STATED EXERCISE 1
Please copy the records verbatim, from their very start through the line that contains "list-item <box>0 1010 1200 1083</box>", with both ends included.

Startup Essentials introduces 3 must-knows to check off before starting any company or personal project. Whether you’re becoming a social influencer or embarking on your 1st startup, Startup Essentials are simple but important concepts for making your entrepreneurial endeavor as successful as possible. If you missed the 1st, find it here.
As much as we want to be original & unique, sometimes we willingly conform.
With the cities we travel to (Barcelona, New York, Kyoto), the music we listen to (Billboard Hot 100), to the food we get for takeout (burritos, teriyaki, & poke in the Northwest), it’s often easier to go with the “most visited” than to discover our own gems.
A surprising but obvious example: personal style. As much as clothing has become a powerful form of self expression, more often than not we blend with the latest trends.
For men, we’ve all seen these: the Ivy League cut coupled with an textured, collared shirt and cuffed slacks over quirky socks; the man bun paired with a tall, slim fit t-shirt and tapered jeans; and my favorite, the well-kept beard fashioned with a bomber jacket and wing-tipped boots.
Why don’t we dress a little more different? A little more absurd? If “over time, all marketing strategies result in shitty click-through rates” applies to growth marketing, then the same applies for personal style: over time, edge cases of style get played out.
The reality is that we need more “purple cow” moments in life (a purple cow is something that stands out, purely by contrasting itself from the monochrome mass).
From the ideas we come up with at work, to the bars we frequent at night, to the hobbies we explore, we need to be willing to try radically new things and stand out, much more often.
This is especially true for startups.
Any viable business idea needs to undoubtedly be a remarkable concept. Why? Because if not, your journey will mirror the tale of Sisyphus: forever rolling a rock uphill as you try to be noticed in a sea of lookalikes with near identical products (like Wealthsimple, Wealthfront, Betterment, and many others in the robo-investor market), when it would have been easier to create a radically different idea from the start.
It’s why Peter Thiel says, “All failed companies are the same: they failed to escape competition.”
It’s why being the first in the market or category are 2 of most important immutable laws of marketing.

STATED EXERCISE 2
Write the next part of the essay on standing out as a startup, picking up right after its final sentence.

THE INPUT

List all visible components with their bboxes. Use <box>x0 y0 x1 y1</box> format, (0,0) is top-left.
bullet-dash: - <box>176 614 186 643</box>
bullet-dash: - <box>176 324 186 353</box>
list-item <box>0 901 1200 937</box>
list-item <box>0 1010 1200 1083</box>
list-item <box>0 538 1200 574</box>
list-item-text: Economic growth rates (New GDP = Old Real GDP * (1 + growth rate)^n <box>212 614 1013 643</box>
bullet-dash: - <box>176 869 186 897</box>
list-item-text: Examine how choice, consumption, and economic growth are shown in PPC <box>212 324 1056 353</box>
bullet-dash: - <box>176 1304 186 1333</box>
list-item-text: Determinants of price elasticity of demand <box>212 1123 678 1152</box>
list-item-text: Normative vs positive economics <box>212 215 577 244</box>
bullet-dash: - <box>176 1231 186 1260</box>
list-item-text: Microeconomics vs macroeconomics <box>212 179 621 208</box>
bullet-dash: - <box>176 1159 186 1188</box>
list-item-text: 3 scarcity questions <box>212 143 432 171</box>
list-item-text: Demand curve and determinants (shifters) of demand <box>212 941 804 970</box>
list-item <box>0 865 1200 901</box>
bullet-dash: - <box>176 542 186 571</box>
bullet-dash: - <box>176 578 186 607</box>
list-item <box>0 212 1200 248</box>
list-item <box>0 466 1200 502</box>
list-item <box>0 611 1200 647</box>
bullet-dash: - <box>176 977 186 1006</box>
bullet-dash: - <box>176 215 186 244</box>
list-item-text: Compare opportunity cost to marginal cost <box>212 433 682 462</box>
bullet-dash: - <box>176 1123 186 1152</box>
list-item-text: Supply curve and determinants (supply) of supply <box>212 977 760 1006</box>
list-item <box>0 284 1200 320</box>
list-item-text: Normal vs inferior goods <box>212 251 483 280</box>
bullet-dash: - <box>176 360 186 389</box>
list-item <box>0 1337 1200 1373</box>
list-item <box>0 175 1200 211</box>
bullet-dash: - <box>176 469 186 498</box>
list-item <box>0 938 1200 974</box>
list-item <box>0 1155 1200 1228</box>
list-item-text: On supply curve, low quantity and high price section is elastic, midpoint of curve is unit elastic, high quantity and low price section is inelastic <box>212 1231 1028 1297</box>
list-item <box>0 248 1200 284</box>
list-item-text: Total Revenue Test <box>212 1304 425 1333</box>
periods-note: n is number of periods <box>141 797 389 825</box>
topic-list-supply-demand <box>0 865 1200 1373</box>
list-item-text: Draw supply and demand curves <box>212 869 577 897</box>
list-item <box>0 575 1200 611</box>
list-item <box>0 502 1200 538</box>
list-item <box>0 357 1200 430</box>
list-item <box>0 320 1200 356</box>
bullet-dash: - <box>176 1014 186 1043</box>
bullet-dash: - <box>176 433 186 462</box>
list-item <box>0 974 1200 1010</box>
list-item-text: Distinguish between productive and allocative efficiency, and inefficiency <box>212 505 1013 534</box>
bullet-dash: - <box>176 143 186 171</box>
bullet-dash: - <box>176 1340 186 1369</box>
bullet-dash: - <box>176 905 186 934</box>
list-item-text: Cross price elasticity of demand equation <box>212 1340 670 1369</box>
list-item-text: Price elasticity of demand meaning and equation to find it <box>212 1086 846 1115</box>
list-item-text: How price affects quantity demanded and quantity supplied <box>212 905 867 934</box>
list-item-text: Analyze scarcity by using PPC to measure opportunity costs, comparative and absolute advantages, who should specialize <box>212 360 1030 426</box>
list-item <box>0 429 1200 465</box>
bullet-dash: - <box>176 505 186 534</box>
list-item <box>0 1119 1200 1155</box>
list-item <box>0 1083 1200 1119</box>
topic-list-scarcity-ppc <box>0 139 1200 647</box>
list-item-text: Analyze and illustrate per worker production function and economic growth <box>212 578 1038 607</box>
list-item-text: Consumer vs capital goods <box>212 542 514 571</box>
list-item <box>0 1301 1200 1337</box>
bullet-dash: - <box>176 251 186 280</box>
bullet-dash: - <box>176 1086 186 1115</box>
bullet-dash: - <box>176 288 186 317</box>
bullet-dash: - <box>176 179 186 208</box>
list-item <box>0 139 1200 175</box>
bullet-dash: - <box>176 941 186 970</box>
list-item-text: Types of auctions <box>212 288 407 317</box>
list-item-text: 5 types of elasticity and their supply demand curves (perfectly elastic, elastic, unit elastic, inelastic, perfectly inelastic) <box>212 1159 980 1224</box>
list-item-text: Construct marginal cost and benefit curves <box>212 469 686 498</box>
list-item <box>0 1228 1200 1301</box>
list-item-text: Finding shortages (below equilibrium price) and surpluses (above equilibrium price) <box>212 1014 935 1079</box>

TASK RESPONSE 1
List all visible components with their bboxes. Use <box>x0 y0 x1 y1</box> format, (0,0) is top-left.
bullet-dash: - <box>176 614 186 643</box>
bullet-dash: - <box>176 324 186 353</box>
list-item <box>0 901 1200 937</box>
list-item <box>0 1010 1200 1083</box>

TASK RESPONSE 2
And most importantly, it’s why so many businesses struggle, sputter, and go extinct: they fail to be unique.
So how should entrepreneurs adopt this “purple cow” way of thinking?
Here are 5 guiding tips:
#1-Be willing to explore the limits
Some of the most evolved industries (computers, telecommunication, aviation) received full doses of skepticism before proving they actually had legs.
Instead of building a product where everyone is your audience, why not start small with a subculture of enthusiasts? This is where fanatic early adopters await (cryptocurrency being an great example).
Albeit earning polarizing love-hate reactions, those who lean in and really see your idea for all its glory will be the 1000 diehards that you’ll listen to in order to 1) build a phenomenal product and 2) scale later.
#3-Solve a real, pressing problem
Every day we encounter tasks that could be automated, habits that could be gamified, and time that could be saved. Great teams brainstorm and attack problems from many different angles, in turn leading to remarkable “a ha!” moments (credit: Akshay Ahooja).
When creating your own purple cows, you should willingly include a hint of absurdity (example: Google seemed absurd when compared to other information-rich search engines like Yahoo or Ask Jeeves, but now is the industry standard).
A fun but useful exercise is to think in a “zero gravity universe.” If the obstacles of money, time, and technology were gone, what would you build? What would the experience be like for the customer?
#5–Steal like an artist
Richard & Maurice McDonald were inspired by the conveyor belt system to produce McDonald’s burgers at lighting speed while Uber & Airbnb spawned hundreds of “Share Economy” startups over the past decade.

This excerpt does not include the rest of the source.